* Start TASK DATA *

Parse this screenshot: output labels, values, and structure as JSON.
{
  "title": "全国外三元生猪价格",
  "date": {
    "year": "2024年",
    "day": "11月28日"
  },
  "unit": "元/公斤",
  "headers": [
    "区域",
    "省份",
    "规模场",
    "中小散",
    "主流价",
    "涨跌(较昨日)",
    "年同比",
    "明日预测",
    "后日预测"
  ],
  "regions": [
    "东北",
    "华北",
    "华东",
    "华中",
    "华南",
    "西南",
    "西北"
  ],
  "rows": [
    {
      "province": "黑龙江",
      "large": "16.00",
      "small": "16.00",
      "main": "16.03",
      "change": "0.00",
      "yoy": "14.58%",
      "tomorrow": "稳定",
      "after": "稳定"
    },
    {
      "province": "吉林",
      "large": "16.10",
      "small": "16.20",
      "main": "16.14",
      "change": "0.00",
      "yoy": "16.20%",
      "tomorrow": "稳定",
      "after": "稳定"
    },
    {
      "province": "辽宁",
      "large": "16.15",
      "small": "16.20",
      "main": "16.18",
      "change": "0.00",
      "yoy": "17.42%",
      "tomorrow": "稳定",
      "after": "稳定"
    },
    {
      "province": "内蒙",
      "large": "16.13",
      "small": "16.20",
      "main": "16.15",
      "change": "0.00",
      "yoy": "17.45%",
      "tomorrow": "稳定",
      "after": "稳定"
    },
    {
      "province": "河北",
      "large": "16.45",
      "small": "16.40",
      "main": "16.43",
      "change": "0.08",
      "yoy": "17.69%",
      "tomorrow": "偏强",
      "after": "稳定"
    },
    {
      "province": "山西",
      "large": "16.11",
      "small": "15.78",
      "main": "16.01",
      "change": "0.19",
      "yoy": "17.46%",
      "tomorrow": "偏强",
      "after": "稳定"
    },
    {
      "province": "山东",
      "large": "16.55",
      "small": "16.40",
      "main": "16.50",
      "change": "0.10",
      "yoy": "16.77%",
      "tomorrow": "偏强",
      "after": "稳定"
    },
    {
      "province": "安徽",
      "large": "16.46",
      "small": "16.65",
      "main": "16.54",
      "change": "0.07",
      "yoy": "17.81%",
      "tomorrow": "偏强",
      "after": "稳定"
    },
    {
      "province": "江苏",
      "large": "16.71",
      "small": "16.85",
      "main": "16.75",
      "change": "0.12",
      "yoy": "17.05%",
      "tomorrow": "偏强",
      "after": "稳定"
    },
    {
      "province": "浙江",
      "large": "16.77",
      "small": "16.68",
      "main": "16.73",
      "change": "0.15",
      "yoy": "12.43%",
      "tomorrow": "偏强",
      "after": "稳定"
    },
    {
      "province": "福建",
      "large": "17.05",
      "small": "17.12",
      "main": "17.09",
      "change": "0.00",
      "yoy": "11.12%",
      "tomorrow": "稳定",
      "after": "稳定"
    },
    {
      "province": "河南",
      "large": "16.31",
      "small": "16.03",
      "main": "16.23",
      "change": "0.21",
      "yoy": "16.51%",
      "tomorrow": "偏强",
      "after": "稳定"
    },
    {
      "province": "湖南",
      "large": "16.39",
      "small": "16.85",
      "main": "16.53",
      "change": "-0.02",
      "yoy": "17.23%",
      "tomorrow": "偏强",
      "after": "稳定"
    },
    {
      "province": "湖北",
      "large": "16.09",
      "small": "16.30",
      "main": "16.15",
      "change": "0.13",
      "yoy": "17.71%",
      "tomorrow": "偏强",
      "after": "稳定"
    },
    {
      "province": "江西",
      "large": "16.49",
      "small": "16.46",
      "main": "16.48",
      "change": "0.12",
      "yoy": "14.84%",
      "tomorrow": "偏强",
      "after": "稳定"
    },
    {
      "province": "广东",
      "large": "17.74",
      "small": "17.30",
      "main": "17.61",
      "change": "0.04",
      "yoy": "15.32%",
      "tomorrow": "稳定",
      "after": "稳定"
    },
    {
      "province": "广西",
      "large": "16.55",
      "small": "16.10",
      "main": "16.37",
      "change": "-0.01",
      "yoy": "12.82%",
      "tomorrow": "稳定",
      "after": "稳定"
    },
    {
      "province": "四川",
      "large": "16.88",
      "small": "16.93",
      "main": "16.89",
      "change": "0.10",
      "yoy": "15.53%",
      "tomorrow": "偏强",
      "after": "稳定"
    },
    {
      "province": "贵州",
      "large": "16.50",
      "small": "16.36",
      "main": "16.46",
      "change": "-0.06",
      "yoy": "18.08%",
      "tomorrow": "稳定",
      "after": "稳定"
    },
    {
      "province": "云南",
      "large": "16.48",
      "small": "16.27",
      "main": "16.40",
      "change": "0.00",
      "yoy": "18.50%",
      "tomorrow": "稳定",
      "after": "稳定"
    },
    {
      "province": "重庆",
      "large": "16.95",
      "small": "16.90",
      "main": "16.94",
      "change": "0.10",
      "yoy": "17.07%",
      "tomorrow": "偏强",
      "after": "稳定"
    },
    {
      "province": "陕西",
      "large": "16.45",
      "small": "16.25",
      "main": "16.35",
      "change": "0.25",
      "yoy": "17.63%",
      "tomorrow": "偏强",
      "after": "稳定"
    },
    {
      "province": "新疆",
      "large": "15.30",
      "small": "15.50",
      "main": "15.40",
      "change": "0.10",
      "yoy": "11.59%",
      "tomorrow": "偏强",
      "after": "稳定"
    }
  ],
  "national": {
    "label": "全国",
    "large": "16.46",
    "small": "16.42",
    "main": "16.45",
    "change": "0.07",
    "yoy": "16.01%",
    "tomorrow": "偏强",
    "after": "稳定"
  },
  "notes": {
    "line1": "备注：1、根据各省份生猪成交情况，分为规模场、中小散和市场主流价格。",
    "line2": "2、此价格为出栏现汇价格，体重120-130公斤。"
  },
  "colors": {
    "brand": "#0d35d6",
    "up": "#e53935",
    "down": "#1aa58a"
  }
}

* End TASK DATA *

**INSTRUCTIONS FOR THE TASK:**
Every record shown above should be written out again exactly.

**TASK RESPONSE:**
Parse this screenshot: output labels, values, and structure as JSON.
{
  "title": "全国外三元生猪价格",
  "date": {
    "year": "2024年",
    "day": "11月28日"
  },
  "unit": "元/公斤",
  "headers": [
    "区域",
    "省份",
    "规模场",
    "中小散",
    "主流价",
    "涨跌(较昨日)",
    "年同比",
    "明日预测",
    "后日预测"
  ],
  "regions": [
    "东北",
    "华北",
    "华东",
    "华中",
    "华南",
    "西南",
    "西北"
  ],
  "rows": [
    {
      "province": "黑龙江",
      "large": "16.00",
      "small": "16.00",
      "main": "16.03",
      "change": "0.00",
      "yoy": "14.58%",
      "tomorrow": "稳定",
      "after": "稳定"
    },
    {
      "province": "吉林",
      "large": "16.10",
      "small": "16.20",
      "main": "16.14",
      "change": "0.00",
      "yoy": "16.20%",
      "tomorrow": "稳定",
      "after": "稳定"
    },
    {
      "province": "辽宁",
      "large": "16.15",
      "small": "16.20",
      "main": "16.18",
      "change": "0.00",
      "yoy": "17.42%",
      "tomorrow": "稳定",
      "after": "稳定"
    },
    {
      "province": "内蒙",
      "large": "16.13",
      "small": "16.20",
      "main": "16.15",
      "change": "0.00",
      "yoy": "17.45%",
      "tomorrow": "稳定",
      "after": "稳定"
    },
    {
      "province": "河北",
      "large": "16.45",
      "small": "16.40",
      "main": "16.43",
      "change": "0.08",
      "yoy": "17.69%",
      "tomorrow": "偏强",
      "after": "稳定"
    },
    {
      "province": "山西",
      "large": "16.11",
      "small": "15.78",
      "main": "16.01",
      "change": "0.19",
      "yoy": "17.46%",
      "tomorrow": "偏强",
      "after": "稳定"
    },
    {
      "province": "山东",
      "large": "16.55",
      "small": "16.40",
      "main": "16.50",
      "change": "0.10",
      "yoy": "16.77%",
      "tomorrow": "偏强",
      "after": "稳定"
    },
    {
      "province": "安徽",
      "large": "16.46",
      "small": "16.65",
      "main": "16.54",
      "change": "0.07",
      "yoy": "17.81%",
      "tomorrow": "偏强",
      "after": "稳定"
    },
    {
      "province": "江苏",
      "large": "16.71",
      "small": "16.85",
      "main": "16.75",
      "change": "0.12",
      "yoy": "17.05%",
      "tomorrow": "偏强",
      "after": "稳定"
    },
    {
      "province": "浙江",
      "large": "16.77",
      "small": "16.68",
      "main": "16.73",
      "change": "0.15",
      "yoy": "12.43%",
      "tomorrow": "偏强",
      "after": "稳定"
    },
    {
      "province": "福建",
      "large": "17.05",
      "small": "17.12",
      "main": "17.09",
      "change": "0.00",
      "yoy": "11.12%",
      "tomorrow": "稳定",
      "after": "稳定"
    },
    {
      "province": "河南",
      "large": "16.31",
      "small": "16.03",
      "main": "16.23",
      "change": "0.21",
      "yoy": "16.51%",
      "tomorrow": "偏强",
      "after": "稳定"
    },
    {
      "province": "湖南",
      "large": "16.39",
      "small": "16.85",
      "main": "16.53",
      "change": "-0.02",
      "yoy": "17.23%",
      "tomorrow": "偏强",
      "after": "稳定"
    },
    {
      "province": "湖北",
      "large": "16.09",
      "small": "16.30",
      "main": "16.15",
      "change": "0.13",
      "yoy": "17.71%",
      "tomorrow": "偏强",
      "after": "稳定"
    },
    {
      "province": "江西",
      "large": "16.49",
      "small": "16.46",
      "main": "16.48",
      "change": "0.12",
      "yoy": "14.84%",
      "tomorrow": "偏强",
      "after": "稳定"
    },
    {
      "province": "广东",
      "large": "17.74",
      "small": "17.30",
      "main": "17.61",
      "change": "0.04",
      "yoy": "15.32%",
      "tomorrow": "稳定",
      "after": "稳定"
    },
    {
      "province": "广西",
      "large": "16.55",
      "small": "16.10",
      "main": "16.37",
      "change": "-0.01",
      "yoy": "12.82%",
      "tomorrow": "稳定",
      "after": "稳定"
    },
    {
      "province": "四川",
      "large": "16.88",
      "small": "16.93",
      "main": "16.89",
      "change": "0.10",
      "yoy": "15.53%",
      "tomorrow": "偏强",
      "after": "稳定"
    },
    {
      "province": "贵州",
      "large": "16.50",
      "small": "16.36",
      "main": "16.46",
      "change": "-0.06",
      "yoy": "18.08%",
      "tomorrow": "稳定",
      "after": "稳定"
    },
    {
      "province": "云南",
      "large": "16.48",
      "small": "16.27",
      "main": "16.40",
      "change": "0.00",
      "yoy": "18.50%",
      "tomorrow": "稳定",
      "after": "稳定"
    },
    {
      "province": "重庆",
      "large": "16.95",
      "small": "16.90",
      "main": "16.94",
      "change": "0.10",
      "yoy": "17.07%",
      "tomorrow": "偏强",
      "after": "稳定"
    },
    {
      "province": "陕西",
      "large": "16.45",
      "small": "16.25",
      "main": "16.35",
      "change": "0.25",
      "yoy": "17.63%",
      "tomorrow": "偏强",
      "after": "稳定"
    },
    {
      "province": "新疆",
      "large": "15.30",
      "small": "15.50",
      "main": "15.40",
      "change": "0.10",
      "yoy": "11.59%",
      "tomorrow": "偏强",
      "after": "稳定"
    }
  ],
  "national": {
    "label": "全国",
    "large": "16.46",
    "small": "16.42",
    "main": "16.45",
    "change": "0.07",
    "yoy": "16.01%",
    "tomorrow": "偏强",
    "after": "稳定"
  },
  "notes": {
    "line1": "备注：1、根据各省份生猪成交情况，分为规模场、中小散和市场主流价格。",
    "line2": "2、此价格为出栏现汇价格，体重120-130公斤。"
  },
  "colors": {
    "brand": "#0d35d6",
    "up": "#e53935",
    "down": "#1aa58a"
  }
}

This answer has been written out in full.